--- Start TASK DATA ---

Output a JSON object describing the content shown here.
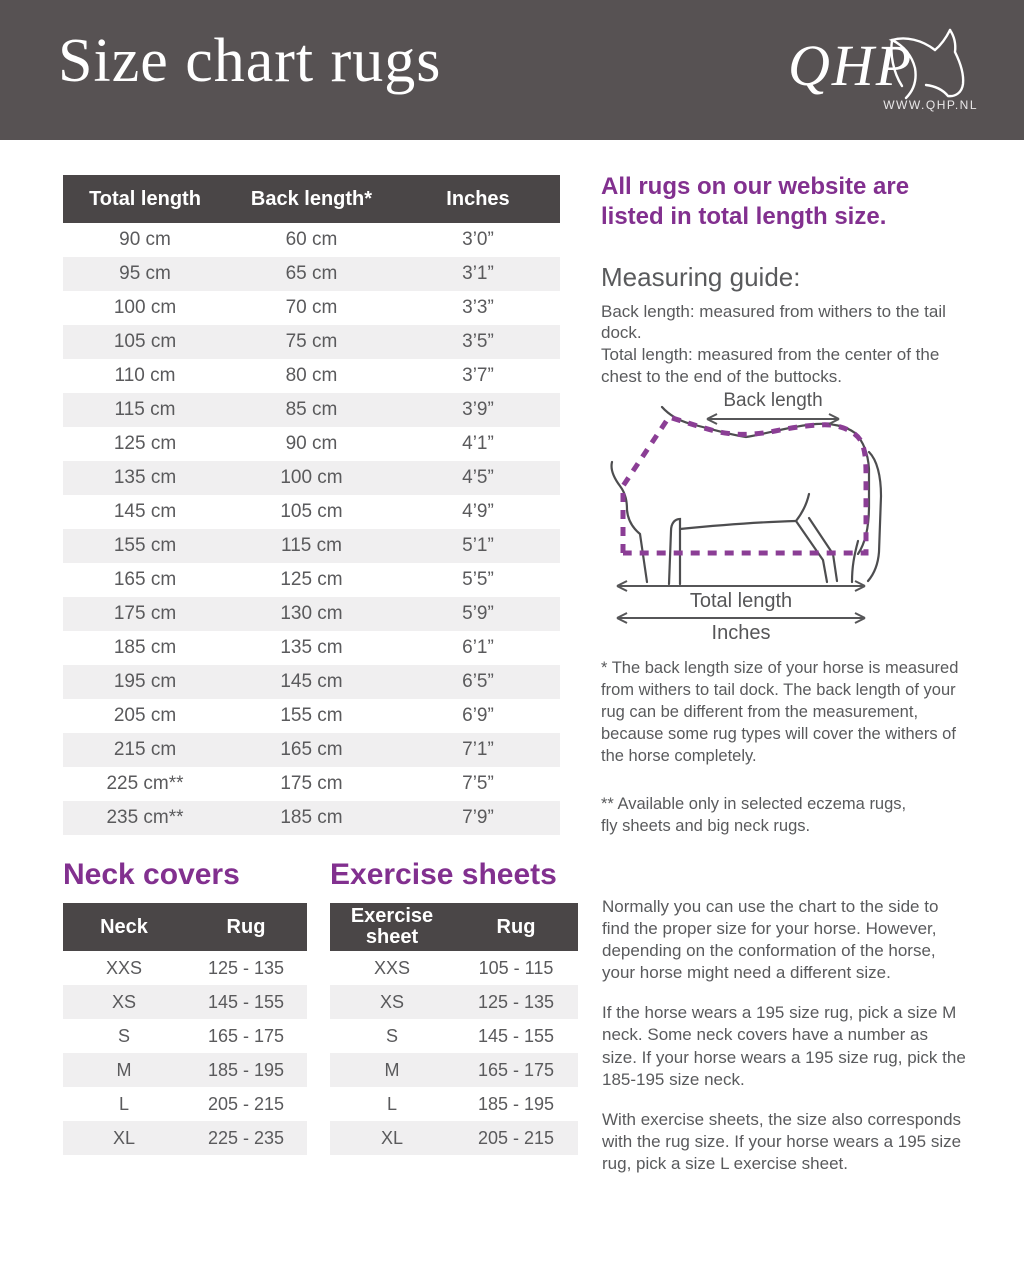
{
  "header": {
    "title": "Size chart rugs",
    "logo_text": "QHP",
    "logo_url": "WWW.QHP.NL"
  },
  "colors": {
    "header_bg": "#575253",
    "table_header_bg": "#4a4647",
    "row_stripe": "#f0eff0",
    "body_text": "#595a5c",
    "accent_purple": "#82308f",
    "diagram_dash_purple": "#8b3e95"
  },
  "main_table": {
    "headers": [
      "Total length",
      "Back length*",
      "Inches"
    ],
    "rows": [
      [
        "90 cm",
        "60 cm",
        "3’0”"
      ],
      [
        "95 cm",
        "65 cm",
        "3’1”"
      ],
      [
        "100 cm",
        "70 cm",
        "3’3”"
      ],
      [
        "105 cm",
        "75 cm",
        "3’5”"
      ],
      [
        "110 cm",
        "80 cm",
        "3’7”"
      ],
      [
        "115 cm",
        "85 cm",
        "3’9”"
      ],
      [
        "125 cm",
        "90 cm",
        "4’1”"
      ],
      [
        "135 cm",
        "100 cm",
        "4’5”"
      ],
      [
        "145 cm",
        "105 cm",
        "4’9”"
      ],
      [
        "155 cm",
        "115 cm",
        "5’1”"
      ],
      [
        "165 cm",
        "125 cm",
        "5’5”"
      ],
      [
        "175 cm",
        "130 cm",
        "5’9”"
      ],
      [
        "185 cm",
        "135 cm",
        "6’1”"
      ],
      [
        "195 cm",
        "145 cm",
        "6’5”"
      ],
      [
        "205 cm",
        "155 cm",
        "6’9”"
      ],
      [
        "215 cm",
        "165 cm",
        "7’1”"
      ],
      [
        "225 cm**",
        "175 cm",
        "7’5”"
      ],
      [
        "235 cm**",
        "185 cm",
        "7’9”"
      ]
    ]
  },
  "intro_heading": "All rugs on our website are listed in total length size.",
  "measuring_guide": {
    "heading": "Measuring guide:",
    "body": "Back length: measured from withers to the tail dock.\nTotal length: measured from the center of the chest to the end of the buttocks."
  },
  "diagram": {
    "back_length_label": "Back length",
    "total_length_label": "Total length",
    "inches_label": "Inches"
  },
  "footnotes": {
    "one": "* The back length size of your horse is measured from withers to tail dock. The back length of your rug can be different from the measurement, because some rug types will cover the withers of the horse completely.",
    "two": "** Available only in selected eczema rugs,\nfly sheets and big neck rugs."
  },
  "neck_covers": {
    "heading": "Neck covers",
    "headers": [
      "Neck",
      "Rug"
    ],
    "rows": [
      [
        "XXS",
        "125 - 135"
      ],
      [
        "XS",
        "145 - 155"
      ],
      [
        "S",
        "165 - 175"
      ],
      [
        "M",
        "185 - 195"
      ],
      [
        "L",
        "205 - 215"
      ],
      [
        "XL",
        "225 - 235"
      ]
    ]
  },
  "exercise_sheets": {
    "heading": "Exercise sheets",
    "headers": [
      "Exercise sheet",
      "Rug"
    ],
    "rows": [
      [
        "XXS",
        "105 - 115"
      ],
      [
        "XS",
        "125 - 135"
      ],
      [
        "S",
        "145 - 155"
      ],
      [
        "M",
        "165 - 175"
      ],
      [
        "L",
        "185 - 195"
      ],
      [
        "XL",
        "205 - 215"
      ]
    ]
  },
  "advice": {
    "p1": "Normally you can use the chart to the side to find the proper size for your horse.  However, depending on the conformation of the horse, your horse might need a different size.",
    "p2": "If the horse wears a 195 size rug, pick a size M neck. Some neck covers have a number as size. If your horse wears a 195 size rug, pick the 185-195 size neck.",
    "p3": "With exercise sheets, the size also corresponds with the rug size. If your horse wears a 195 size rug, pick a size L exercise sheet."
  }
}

--- End TASK DATA ---

AIM — Print the records above exactly as they stand, but leave out the pictures.

RESPONSE BELOW —
Output a JSON object describing the content shown here.
{
  "header": {
    "title": "Size chart rugs",
    "logo_text": "QHP",
    "logo_url": "WWW.QHP.NL"
  },
  "colors": {
    "header_bg": "#575253",
    "table_header_bg": "#4a4647",
    "row_stripe": "#f0eff0",
    "body_text": "#595a5c",
    "accent_purple": "#82308f",
    "diagram_dash_purple": "#8b3e95"
  },
  "main_table": {
    "headers": [
      "Total length",
      "Back length*",
      "Inches"
    ],
    "rows": [
      [
        "90 cm",
        "60 cm",
        "3’0”"
      ],
      [
        "95 cm",
        "65 cm",
        "3’1”"
      ],
      [
        "100 cm",
        "70 cm",
        "3’3”"
      ],
      [
        "105 cm",
        "75 cm",
        "3’5”"
      ],
      [
        "110 cm",
        "80 cm",
        "3’7”"
      ],
      [
        "115 cm",
        "85 cm",
        "3’9”"
      ],
      [
        "125 cm",
        "90 cm",
        "4’1”"
      ],
      [
        "135 cm",
        "100 cm",
        "4’5”"
      ],
      [
        "145 cm",
        "105 cm",
        "4’9”"
      ],
      [
        "155 cm",
        "115 cm",
        "5’1”"
      ],
      [
        "165 cm",
        "125 cm",
        "5’5”"
      ],
      [
        "175 cm",
        "130 cm",
        "5’9”"
      ],
      [
        "185 cm",
        "135 cm",
        "6’1”"
      ],
      [
        "195 cm",
        "145 cm",
        "6’5”"
      ],
      [
        "205 cm",
        "155 cm",
        "6’9”"
      ],
      [
        "215 cm",
        "165 cm",
        "7’1”"
      ],
      [
        "225 cm**",
        "175 cm",
        "7’5”"
      ],
      [
        "235 cm**",
        "185 cm",
        "7’9”"
      ]
    ]
  },
  "intro_heading": "All rugs on our website are listed in total length size.",
  "measuring_guide": {
    "heading": "Measuring guide:",
    "body": "Back length: measured from withers to the tail dock.\nTotal length: measured from the center of the chest to the end of the buttocks."
  },
  "diagram": {
    "back_length_label": "Back length",
    "total_length_label": "Total length",
    "inches_label": "Inches"
  },
  "footnotes": {
    "one": "* The back length size of your horse is measured from withers to tail dock. The back length of your rug can be different from the measurement, because some rug types will cover the withers of the horse completely.",
    "two": "** Available only in selected eczema rugs,\nfly sheets and big neck rugs."
  },
  "neck_covers": {
    "heading": "Neck covers",
    "headers": [
      "Neck",
      "Rug"
    ],
    "rows": [
      [
        "XXS",
        "125 - 135"
      ],
      [
        "XS",
        "145 - 155"
      ],
      [
        "S",
        "165 - 175"
      ],
      [
        "M",
        "185 - 195"
      ],
      [
        "L",
        "205 - 215"
      ],
      [
        "XL",
        "225 - 235"
      ]
    ]
  },
  "exercise_sheets": {
    "heading": "Exercise sheets",
    "headers": [
      "Exercise sheet",
      "Rug"
    ],
    "rows": [
      [
        "XXS",
        "105 - 115"
      ],
      [
        "XS",
        "125 - 135"
      ],
      [
        "S",
        "145 - 155"
      ],
      [
        "M",
        "165 - 175"
      ],
      [
        "L",
        "185 - 195"
      ],
      [
        "XL",
        "205 - 215"
      ]
    ]
  },
  "advice": {
    "p1": "Normally you can use the chart to the side to find the proper size for your horse.  However, depending on the conformation of the horse, your horse might need a different size.",
    "p2": "If the horse wears a 195 size rug, pick a size M neck. Some neck covers have a number as size. If your horse wears a 195 size rug, pick the 185-195 size neck.",
    "p3": "With exercise sheets, the size also corresponds with the rug size. If your horse wears a 195 size rug, pick a size L exercise sheet."
  }
}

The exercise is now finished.